WORK REQUIRED
Find each line holding "حالت" and copy it out.

MATERIAL TO PROCESS

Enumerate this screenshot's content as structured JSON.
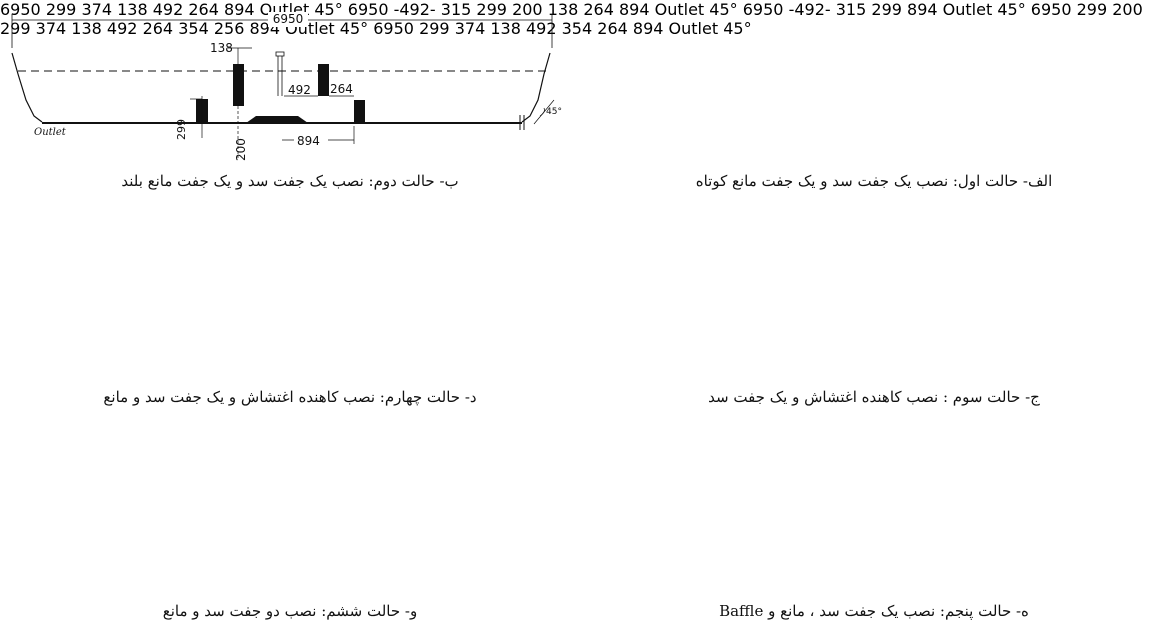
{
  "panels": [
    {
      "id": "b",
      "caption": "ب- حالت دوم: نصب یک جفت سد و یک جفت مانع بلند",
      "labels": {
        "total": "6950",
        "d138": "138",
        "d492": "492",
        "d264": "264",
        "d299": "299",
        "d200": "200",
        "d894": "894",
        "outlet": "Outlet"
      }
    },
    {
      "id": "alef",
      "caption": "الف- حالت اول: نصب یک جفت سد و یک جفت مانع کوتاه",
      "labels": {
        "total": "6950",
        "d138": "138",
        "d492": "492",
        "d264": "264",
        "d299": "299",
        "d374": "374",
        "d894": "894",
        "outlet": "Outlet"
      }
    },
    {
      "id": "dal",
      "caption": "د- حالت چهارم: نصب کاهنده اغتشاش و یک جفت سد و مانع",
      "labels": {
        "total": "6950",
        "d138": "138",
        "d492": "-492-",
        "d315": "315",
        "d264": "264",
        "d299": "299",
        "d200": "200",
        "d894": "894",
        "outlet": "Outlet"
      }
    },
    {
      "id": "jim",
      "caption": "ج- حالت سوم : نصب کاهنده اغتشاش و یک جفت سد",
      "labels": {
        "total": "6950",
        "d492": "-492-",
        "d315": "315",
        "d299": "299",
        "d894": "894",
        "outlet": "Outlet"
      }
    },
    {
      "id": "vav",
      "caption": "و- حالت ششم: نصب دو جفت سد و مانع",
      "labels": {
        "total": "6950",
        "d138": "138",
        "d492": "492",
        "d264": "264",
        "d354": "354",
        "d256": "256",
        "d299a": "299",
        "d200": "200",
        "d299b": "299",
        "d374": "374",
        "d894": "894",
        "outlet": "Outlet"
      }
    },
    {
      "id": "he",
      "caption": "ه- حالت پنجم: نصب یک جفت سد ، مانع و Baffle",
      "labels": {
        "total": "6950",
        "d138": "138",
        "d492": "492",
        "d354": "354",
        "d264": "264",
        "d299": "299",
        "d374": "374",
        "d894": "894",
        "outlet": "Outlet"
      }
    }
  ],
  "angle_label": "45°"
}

...

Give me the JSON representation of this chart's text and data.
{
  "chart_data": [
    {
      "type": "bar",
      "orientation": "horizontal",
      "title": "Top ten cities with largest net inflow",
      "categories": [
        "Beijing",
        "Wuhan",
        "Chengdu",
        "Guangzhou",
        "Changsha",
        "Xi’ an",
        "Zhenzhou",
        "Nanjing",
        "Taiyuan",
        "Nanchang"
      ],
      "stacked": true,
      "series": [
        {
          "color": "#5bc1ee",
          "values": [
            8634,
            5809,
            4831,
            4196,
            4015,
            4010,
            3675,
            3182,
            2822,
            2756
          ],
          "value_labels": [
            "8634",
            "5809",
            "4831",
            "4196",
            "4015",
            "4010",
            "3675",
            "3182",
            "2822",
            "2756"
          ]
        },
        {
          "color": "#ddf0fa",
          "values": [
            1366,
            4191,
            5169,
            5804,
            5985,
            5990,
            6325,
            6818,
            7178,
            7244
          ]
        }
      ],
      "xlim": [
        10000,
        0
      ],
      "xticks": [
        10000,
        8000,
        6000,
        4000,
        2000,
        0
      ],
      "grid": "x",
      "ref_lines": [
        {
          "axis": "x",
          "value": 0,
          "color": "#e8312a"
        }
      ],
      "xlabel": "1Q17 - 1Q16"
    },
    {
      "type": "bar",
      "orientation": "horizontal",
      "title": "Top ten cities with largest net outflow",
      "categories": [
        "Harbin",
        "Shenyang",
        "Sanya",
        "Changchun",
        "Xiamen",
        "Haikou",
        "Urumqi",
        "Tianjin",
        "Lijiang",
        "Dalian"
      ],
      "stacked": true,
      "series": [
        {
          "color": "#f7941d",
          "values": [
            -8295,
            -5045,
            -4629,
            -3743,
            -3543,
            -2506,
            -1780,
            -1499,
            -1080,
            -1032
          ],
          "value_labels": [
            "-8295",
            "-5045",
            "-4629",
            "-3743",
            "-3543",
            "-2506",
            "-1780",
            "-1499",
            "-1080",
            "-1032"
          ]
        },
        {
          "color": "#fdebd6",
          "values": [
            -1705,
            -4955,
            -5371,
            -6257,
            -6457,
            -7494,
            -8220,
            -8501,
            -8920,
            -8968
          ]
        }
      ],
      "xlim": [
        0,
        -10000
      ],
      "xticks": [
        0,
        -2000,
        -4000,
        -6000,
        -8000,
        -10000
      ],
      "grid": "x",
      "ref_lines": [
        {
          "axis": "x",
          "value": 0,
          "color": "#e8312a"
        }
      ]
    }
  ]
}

---

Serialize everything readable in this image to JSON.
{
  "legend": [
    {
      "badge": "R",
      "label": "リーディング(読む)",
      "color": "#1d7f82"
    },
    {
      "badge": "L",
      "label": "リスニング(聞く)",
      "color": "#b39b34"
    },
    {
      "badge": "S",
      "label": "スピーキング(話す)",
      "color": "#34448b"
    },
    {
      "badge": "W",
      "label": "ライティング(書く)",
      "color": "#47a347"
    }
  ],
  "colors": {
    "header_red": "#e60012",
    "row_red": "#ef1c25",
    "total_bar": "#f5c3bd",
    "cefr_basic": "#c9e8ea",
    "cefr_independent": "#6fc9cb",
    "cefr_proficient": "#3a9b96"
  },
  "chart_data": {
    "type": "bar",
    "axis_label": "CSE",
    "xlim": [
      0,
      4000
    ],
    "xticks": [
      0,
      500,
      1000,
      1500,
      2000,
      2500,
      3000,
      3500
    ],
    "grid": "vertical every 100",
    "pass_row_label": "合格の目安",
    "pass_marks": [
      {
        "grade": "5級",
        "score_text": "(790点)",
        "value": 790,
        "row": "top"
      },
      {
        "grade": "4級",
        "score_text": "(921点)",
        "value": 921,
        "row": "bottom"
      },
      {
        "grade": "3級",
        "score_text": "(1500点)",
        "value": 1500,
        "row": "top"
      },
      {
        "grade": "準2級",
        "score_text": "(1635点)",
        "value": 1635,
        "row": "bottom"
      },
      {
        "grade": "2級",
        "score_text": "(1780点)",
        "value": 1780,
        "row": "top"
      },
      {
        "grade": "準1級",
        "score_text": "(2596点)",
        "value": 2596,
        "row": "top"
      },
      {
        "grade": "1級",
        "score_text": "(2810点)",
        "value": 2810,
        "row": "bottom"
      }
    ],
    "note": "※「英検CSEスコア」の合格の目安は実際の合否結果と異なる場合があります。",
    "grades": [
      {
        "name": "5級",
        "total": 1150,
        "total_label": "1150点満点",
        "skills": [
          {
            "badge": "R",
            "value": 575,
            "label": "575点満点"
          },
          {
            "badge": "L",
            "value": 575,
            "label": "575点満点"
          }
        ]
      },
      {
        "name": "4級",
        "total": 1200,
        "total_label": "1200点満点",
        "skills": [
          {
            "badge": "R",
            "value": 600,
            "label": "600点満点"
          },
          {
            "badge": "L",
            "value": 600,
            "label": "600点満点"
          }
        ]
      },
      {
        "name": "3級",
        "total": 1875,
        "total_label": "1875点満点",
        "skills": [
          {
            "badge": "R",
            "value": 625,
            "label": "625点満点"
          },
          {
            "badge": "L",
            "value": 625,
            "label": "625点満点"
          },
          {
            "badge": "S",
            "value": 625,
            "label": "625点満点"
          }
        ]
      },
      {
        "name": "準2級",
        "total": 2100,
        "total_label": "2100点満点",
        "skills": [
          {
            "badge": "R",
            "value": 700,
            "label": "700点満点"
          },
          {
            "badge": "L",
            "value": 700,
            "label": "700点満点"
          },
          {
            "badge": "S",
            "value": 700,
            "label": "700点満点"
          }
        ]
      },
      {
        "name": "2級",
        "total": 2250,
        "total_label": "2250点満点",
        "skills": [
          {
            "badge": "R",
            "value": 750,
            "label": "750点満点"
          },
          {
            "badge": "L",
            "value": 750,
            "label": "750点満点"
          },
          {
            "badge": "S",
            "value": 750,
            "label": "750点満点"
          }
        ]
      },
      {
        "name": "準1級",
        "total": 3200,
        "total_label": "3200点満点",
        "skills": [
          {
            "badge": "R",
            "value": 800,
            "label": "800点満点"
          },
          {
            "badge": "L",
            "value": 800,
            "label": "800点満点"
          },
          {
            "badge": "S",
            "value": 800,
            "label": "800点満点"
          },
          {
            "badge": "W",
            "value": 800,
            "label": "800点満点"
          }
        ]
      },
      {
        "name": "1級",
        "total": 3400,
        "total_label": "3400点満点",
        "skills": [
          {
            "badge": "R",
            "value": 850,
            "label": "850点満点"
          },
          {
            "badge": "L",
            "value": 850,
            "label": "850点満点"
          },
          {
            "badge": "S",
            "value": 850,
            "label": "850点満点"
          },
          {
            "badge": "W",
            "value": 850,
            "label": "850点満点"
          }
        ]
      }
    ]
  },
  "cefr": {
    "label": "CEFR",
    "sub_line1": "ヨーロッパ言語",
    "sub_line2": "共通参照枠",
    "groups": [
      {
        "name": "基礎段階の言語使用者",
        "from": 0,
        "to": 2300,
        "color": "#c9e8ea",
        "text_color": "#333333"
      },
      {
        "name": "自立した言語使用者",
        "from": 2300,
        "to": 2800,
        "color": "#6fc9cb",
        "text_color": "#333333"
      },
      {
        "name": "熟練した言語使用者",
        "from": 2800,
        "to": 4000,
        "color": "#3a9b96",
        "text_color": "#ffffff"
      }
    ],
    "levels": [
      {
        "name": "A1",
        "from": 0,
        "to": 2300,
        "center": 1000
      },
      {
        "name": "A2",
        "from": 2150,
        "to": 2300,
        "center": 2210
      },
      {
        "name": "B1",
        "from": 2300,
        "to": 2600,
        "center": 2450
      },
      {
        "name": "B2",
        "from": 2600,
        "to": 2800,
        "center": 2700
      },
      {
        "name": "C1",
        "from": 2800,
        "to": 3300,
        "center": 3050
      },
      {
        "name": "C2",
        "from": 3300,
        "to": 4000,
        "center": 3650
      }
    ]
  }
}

RESPONSE
      "caption": "ب- حالت دوم: نصب یک جفت سد و یک جفت مانع بلند",
      "caption": "الف- حالت اول: نصب یک جفت سد و یک جفت مانع کوتاه",
      "caption": "د- حالت چهارم: نصب کاهنده اغتشاش و یک جفت سد و مانع",
      "caption": "ج- حالت سوم : نصب کاهنده اغتشاش و یک جفت سد",
      "caption": "و- حالت ششم: نصب دو جفت سد و مانع",
      "caption": "ه- حالت پنجم: نصب یک جفت سد ، مانع و Baffle",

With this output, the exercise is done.